* **Written problem**: Retype each entry below exactly as it stands.
↓↓↓
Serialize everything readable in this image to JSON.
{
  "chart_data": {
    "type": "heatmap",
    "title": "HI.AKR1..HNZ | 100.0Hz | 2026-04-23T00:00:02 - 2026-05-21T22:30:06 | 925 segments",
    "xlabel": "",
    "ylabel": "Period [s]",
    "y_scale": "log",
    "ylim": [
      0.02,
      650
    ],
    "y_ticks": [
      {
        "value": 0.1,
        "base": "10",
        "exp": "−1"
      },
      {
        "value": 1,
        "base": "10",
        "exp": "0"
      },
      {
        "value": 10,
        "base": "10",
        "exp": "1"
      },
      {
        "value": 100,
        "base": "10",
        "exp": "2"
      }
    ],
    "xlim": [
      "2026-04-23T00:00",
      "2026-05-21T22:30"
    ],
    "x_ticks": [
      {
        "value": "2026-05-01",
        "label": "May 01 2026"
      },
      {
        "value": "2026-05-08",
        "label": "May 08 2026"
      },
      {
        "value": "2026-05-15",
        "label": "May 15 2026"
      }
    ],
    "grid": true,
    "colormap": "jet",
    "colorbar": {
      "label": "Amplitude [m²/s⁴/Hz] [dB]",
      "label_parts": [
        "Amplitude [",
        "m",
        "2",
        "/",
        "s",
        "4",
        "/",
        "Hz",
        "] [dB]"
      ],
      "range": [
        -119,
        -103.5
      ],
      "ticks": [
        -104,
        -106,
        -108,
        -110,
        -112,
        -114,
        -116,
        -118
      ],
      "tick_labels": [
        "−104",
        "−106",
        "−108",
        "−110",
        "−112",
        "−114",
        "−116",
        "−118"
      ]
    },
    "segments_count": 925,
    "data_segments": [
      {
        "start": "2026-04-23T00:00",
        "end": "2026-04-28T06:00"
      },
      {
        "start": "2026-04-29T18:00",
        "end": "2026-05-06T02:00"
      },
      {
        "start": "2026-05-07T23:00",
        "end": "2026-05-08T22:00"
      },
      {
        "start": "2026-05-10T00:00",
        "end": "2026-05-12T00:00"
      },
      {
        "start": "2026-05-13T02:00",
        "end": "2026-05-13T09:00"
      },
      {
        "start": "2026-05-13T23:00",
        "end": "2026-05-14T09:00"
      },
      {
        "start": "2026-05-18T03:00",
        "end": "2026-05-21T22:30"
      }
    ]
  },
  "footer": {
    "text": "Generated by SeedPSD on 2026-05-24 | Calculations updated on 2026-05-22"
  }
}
↑↑↑
* **Exercise result**:
Serialize everything readable in this image to JSON.
{
  "chart_data": {
    "type": "heatmap",
    "title": "HI.AKR1..HNZ | 100.0Hz | 2026-04-23T00:00:02 - 2026-05-21T22:30:06 | 925 segments",
    "xlabel": "",
    "ylabel": "Period [s]",
    "y_scale": "log",
    "ylim": [
      0.02,
      650
    ],
    "y_ticks": [
      {
        "value": 0.1,
        "base": "10",
        "exp": "−1"
      },
      {
        "value": 1,
        "base": "10",
        "exp": "0"
      },
      {
        "value": 10,
        "base": "10",
        "exp": "1"
      },
      {
        "value": 100,
        "base": "10",
        "exp": "2"
      }
    ],
    "xlim": [
      "2026-04-23T00:00",
      "2026-05-21T22:30"
    ],
    "x_ticks": [
      {
        "value": "2026-05-01",
        "label": "May 01 2026"
      },
      {
        "value": "2026-05-08",
        "label": "May 08 2026"
      },
      {
        "value": "2026-05-15",
        "label": "May 15 2026"
      }
    ],
    "grid": true,
    "colormap": "jet",
    "colorbar": {
      "label": "Amplitude [m²/s⁴/Hz] [dB]",
      "label_parts": [
        "Amplitude [",
        "m",
        "2",
        "/",
        "s",
        "4",
        "/",
        "Hz",
        "] [dB]"
      ],
      "range": [
        -119,
        -103.5
      ],
      "ticks": [
        -104,
        -106,
        -108,
        -110,
        -112,
        -114,
        -116,
        -118
      ],
      "tick_labels": [
        "−104",
        "−106",
        "−108",
        "−110",
        "−112",
        "−114",
        "−116",
        "−118"
      ]
    },
    "segments_count": 925,
    "data_segments": [
      {
        "start": "2026-04-23T00:00",
        "end": "2026-04-28T06:00"
      },
      {
        "start": "2026-04-29T18:00",
        "end": "2026-05-06T02:00"
      },
      {
        "start": "2026-05-07T23:00",
        "end": "2026-05-08T22:00"
      },
      {
        "start": "2026-05-10T00:00",
        "end": "2026-05-12T00:00"
      },
      {
        "start": "2026-05-13T02:00",
        "end": "2026-05-13T09:00"
      },
      {
        "start": "2026-05-13T23:00",
        "end": "2026-05-14T09:00"
      },
      {
        "start": "2026-05-18T03:00",
        "end": "2026-05-21T22:30"
      }
    ]
  },
  "footer": {
    "text": "Generated by SeedPSD on 2026-05-24 | Calculations updated on 2026-05-22"
  }
}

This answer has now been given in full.